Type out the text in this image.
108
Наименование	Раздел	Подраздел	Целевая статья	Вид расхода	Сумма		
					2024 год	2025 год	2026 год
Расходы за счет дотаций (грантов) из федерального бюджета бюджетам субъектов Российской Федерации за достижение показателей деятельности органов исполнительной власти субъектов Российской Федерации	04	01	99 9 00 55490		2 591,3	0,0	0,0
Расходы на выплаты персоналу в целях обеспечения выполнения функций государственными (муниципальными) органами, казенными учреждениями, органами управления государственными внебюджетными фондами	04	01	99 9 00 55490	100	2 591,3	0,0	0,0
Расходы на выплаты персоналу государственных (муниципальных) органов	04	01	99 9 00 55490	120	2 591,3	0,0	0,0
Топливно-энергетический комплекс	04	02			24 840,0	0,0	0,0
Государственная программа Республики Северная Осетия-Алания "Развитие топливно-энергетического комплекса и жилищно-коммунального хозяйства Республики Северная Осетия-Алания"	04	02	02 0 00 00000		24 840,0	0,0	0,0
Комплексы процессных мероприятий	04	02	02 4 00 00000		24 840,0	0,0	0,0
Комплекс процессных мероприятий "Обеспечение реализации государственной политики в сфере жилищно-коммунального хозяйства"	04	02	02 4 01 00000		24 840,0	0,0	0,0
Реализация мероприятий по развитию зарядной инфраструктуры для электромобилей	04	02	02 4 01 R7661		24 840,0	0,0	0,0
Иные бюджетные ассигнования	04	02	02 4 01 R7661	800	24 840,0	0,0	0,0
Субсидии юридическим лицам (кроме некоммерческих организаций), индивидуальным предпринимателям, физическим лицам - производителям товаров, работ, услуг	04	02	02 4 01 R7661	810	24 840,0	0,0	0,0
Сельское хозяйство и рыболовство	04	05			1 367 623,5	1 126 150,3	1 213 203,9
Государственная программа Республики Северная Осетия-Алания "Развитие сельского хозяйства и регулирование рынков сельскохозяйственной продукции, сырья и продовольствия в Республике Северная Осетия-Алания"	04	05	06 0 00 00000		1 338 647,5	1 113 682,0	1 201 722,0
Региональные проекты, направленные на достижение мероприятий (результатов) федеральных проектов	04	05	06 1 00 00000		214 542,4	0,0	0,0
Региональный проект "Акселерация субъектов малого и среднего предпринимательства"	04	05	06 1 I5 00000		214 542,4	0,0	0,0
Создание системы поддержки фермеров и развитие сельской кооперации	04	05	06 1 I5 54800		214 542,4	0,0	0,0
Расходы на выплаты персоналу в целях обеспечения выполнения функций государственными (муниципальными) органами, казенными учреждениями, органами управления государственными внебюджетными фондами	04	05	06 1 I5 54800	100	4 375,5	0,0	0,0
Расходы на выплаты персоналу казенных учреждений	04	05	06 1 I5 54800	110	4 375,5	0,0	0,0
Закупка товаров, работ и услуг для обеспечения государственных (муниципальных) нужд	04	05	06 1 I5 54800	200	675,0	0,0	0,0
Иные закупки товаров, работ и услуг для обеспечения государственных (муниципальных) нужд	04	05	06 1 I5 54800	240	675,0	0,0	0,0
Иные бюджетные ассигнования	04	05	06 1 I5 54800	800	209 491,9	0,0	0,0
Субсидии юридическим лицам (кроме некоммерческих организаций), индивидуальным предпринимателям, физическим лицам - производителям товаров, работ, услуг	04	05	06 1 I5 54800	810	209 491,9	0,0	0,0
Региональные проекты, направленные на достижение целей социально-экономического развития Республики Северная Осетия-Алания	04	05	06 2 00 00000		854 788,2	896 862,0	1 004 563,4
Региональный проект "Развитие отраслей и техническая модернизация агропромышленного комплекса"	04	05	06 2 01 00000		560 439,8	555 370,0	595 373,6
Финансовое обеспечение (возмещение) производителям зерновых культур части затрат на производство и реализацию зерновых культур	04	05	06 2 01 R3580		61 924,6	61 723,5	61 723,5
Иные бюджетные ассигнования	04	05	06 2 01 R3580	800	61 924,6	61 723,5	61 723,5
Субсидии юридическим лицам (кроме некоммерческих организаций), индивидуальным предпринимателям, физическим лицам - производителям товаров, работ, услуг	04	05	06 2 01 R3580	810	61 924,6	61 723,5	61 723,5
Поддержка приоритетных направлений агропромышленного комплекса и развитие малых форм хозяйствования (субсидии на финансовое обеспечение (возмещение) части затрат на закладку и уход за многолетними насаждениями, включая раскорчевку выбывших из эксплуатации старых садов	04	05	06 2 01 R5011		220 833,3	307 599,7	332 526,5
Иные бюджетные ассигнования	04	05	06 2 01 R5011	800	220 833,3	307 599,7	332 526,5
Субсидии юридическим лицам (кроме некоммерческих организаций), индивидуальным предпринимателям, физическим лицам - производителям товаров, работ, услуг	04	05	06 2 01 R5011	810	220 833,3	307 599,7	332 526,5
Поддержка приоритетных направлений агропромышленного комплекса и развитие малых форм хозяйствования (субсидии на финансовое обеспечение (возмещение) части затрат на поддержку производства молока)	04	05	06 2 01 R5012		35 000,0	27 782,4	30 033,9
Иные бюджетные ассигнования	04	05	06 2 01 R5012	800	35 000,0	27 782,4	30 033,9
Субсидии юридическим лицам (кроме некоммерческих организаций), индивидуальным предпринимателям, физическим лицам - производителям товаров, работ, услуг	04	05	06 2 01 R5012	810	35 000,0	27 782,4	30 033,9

........

• What the task asks: Can you restate every record above word for word?

• Final result:
Type out the text in this image.
108
Наименование	Раздел	Подраздел	Целевая статья	Вид расхода	Сумма		
					2024 год	2025 год	2026 год
Расходы за счет дотаций (грантов) из федерального бюджета бюджетам субъектов Российской Федерации за достижение показателей деятельности органов исполнительной власти субъектов Российской Федерации	04	01	99 9 00 55490		2 591,3	0,0	0,0
Расходы на выплаты персоналу в целях обеспечения выполнения функций государственными (муниципальными) органами, казенными учреждениями, органами управления государственными внебюджетными фондами	04	01	99 9 00 55490	100	2 591,3	0,0	0,0
Расходы на выплаты персоналу государственных (муниципальных) органов	04	01	99 9 00 55490	120	2 591,3	0,0	0,0
Топливно-энергетический комплекс	04	02			24 840,0	0,0	0,0
Государственная программа Республики Северная Осетия-Алания "Развитие топливно-энергетического комплекса и жилищно-коммунального хозяйства Республики Северная Осетия-Алания"	04	02	02 0 00 00000		24 840,0	0,0	0,0
Комплексы процессных мероприятий	04	02	02 4 00 00000		24 840,0	0,0	0,0
Комплекс процессных мероприятий "Обеспечение реализации государственной политики в сфере жилищно-коммунального хозяйства"	04	02	02 4 01 00000		24 840,0	0,0	0,0
Реализация мероприятий по развитию зарядной инфраструктуры для электромобилей	04	02	02 4 01 R7661		24 840,0	0,0	0,0
Иные бюджетные ассигнования	04	02	02 4 01 R7661	800	24 840,0	0,0	0,0
Субсидии юридическим лицам (кроме некоммерческих организаций), индивидуальным предпринимателям, физическим лицам - производителям товаров, работ, услуг	04	02	02 4 01 R7661	810	24 840,0	0,0	0,0
Сельское хозяйство и рыболовство	04	05			1 367 623,5	1 126 150,3	1 213 203,9
Государственная программа Республики Северная Осетия-Алания "Развитие сельского хозяйства и регулирование рынков сельскохозяйственной продукции, сырья и продовольствия в Республике Северная Осетия-Алания"	04	05	06 0 00 00000		1 338 647,5	1 113 682,0	1 201 722,0
Региональные проекты, направленные на достижение мероприятий (результатов) федеральных проектов	04	05	06 1 00 00000		214 542,4	0,0	0,0
Региональный проект "Акселерация субъектов малого и среднего предпринимательства"	04	05	06 1 I5 00000		214 542,4	0,0	0,0
Создание системы поддержки фермеров и развитие сельской кооперации	04	05	06 1 I5 54800		214 542,4	0,0	0,0
Расходы на выплаты персоналу в целях обеспечения выполнения функций государственными (муниципальными) органами, казенными учреждениями, органами управления государственными внебюджетными фондами	04	05	06 1 I5 54800	100	4 375,5	0,0	0,0
Расходы на выплаты персоналу казенных учреждений	04	05	06 1 I5 54800	110	4 375,5	0,0	0,0
Закупка товаров, работ и услуг для обеспечения государственных (муниципальных) нужд	04	05	06 1 I5 54800	200	675,0	0,0	0,0
Иные закупки товаров, работ и услуг для обеспечения государственных (муниципальных) нужд	04	05	06 1 I5 54800	240	675,0	0,0	0,0
Иные бюджетные ассигнования	04	05	06 1 I5 54800	800	209 491,9	0,0	0,0
Субсидии юридическим лицам (кроме некоммерческих организаций), индивидуальным предпринимателям, физическим лицам - производителям товаров, работ, услуг	04	05	06 1 I5 54800	810	209 491,9	0,0	0,0
Региональные проекты, направленные на достижение целей социально-экономического развития Республики Северная Осетия-Алания	04	05	06 2 00 00000		854 788,2	896 862,0	1 004 563,4
Региональный проект "Развитие отраслей и техническая модернизация агропромышленного комплекса"	04	05	06 2 01 00000		560 439,8	555 370,0	595 373,6
Финансовое обеспечение (возмещение) производителям зерновых культур части затрат на производство и реализацию зерновых культур	04	05	06 2 01 R3580		61 924,6	61 723,5	61 723,5
Иные бюджетные ассигнования	04	05	06 2 01 R3580	800	61 924,6	61 723,5	61 723,5
Субсидии юридическим лицам (кроме некоммерческих организаций), индивидуальным предпринимателям, физическим лицам - производителям товаров, работ, услуг	04	05	06 2 01 R3580	810	61 924,6	61 723,5	61 723,5
Поддержка приоритетных направлений агропромышленного комплекса и развитие малых форм хозяйствования (субсидии на финансовое обеспечение (возмещение) части затрат на закладку и уход за многолетними насаждениями, включая раскорчевку выбывших из эксплуатации старых садов	04	05	06 2 01 R5011		220 833,3	307 599,7	332 526,5
Иные бюджетные ассигнования	04	05	06 2 01 R5011	800	220 833,3	307 599,7	332 526,5
Субсидии юридическим лицам (кроме некоммерческих организаций), индивидуальным предпринимателям, физическим лицам - производителям товаров, работ, услуг	04	05	06 2 01 R5011	810	220 833,3	307 599,7	332 526,5
Поддержка приоритетных направлений агропромышленного комплекса и развитие малых форм хозяйствования (субсидии на финансовое обеспечение (возмещение) части затрат на поддержку производства молока)	04	05	06 2 01 R5012		35 000,0	27 782,4	30 033,9
Иные бюджетные ассигнования	04	05	06 2 01 R5012	800	35 000,0	27 782,4	30 033,9
Субсидии юридическим лицам (кроме некоммерческих организаций), индивидуальным предпринимателям, физическим лицам - производителям товаров, работ, услуг	04	05	06 2 01 R5012	810	35 000,0	27 782,4	30 033,9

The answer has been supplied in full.